* According to someone I’ve never met, but who works on nbcchicago.com, “Our search, we’re finding, works a lot like Google, whereas you should surround phrases on quotes. ‘Breakfast blog’ returns you as the top result.”
Funny thing about Google… Typing “New York Times” without quotation marks actually brings up the New York Times as the first result. It doesn’t bring up Time magazine and a map of New York, or Morris Day and the Time or York Peppermint Patties.
I declare war on the stupid jalepeño poppers until someone kicks them to the bottom of the search list where they belong.
* Today was an incredibly slow news day. The sports department left us nothing, so we had to work pretty hard to fill time. Necessity being the mother of invention, I just ended my show by showing a minute and a half of this…
* Want to know how slow a news day it was? Researchers say honeybees can count to four. This is news you will never, ever, ever need to know.
——
Set tasks:
- a) According to the blog post, how high do researchers say honeybees can count?
- b) Retype the part of the blog post starting with "I declare war" and going on through "need to know.".
- c) Extend the blog post about the slow news day, starting after its last sentence.
The material that comes next is separate from the blog post.

Dataset content:
——
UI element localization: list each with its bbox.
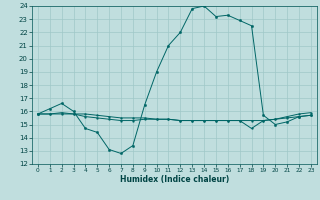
X-axis label: Humidex (Indice chaleur): Humidex (Indice chaleur) bbox=[120, 175, 229, 184]
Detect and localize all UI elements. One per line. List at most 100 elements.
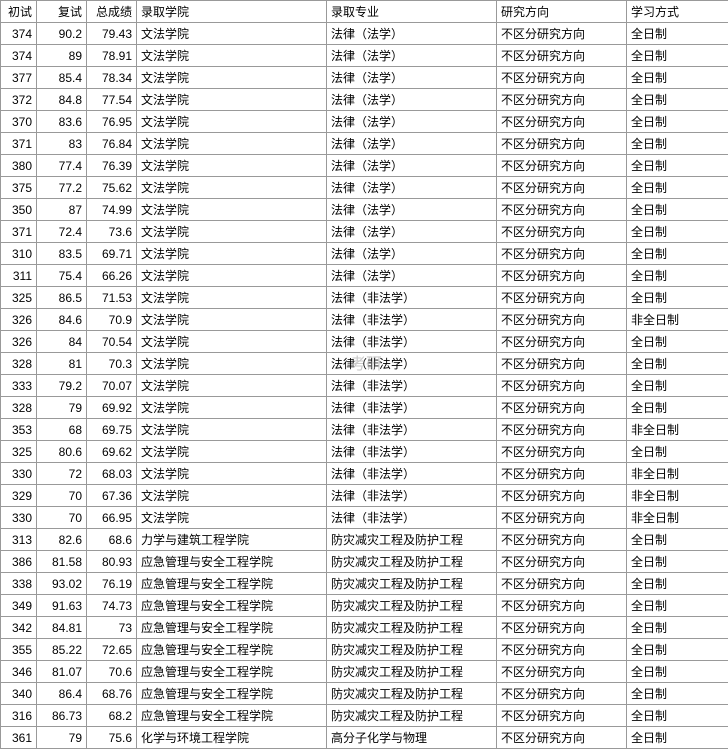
——
Task results:
- a) To four.

- b)
I declare war on the stupid jalepeño poppers until someone kicks them to the bottom of the search list where they belong.
* Today was an incredibly slow news day. The sports department left us nothing, so we had to work pretty hard to fill time. Necessity being the mother of invention, I just ended my show by showing a minute and a half of this…
* Want to know how slow a news day it was? Researchers say honeybees can count to four. This is news you will never, ever, ever need to know.

- c)
* Further proof of the slow news day: Humans made fire 790,000 years ago. I like how we have time and energy to figure this out, but no one knows how to fix the economy.
* Yesterday, a friend was telling me about his experience eating scrapple the day before. Yes, scrapple – it’s a dish made of hog offal, such as the head, heart, liver, and other scraps, which are boiled with any bones attached (often the entire head), to make a broth. It gets worse from there.
My friend might as well have told me he scraped the lining of his garbage disposal with a spoon, sucked it into a syringe and injected it directly into his tear duct.
* A Florida bar is offering free beer to voters in exchange for their “I voted” sticker. In today’s script, I added, “Remember, this is Florida, so there’s an equal likelihood a voter will try to drink his sticker and pour beer on his shirt.”
I write this because Florida voters ruin everything. In 2000, a bunch of confused people punched the wrong holes and couldn’t even press hard enough to break through perforated paper. In 2004, it seemed like we had the same thing – shenanigans in Florida. I’m sure the same thing will happen this year. So much weird stuff goes down in Florida, the amazing news aggregator Fark puts anything happening in Florida into its own category. If it doesn’t make sense, it’s happening in Florida.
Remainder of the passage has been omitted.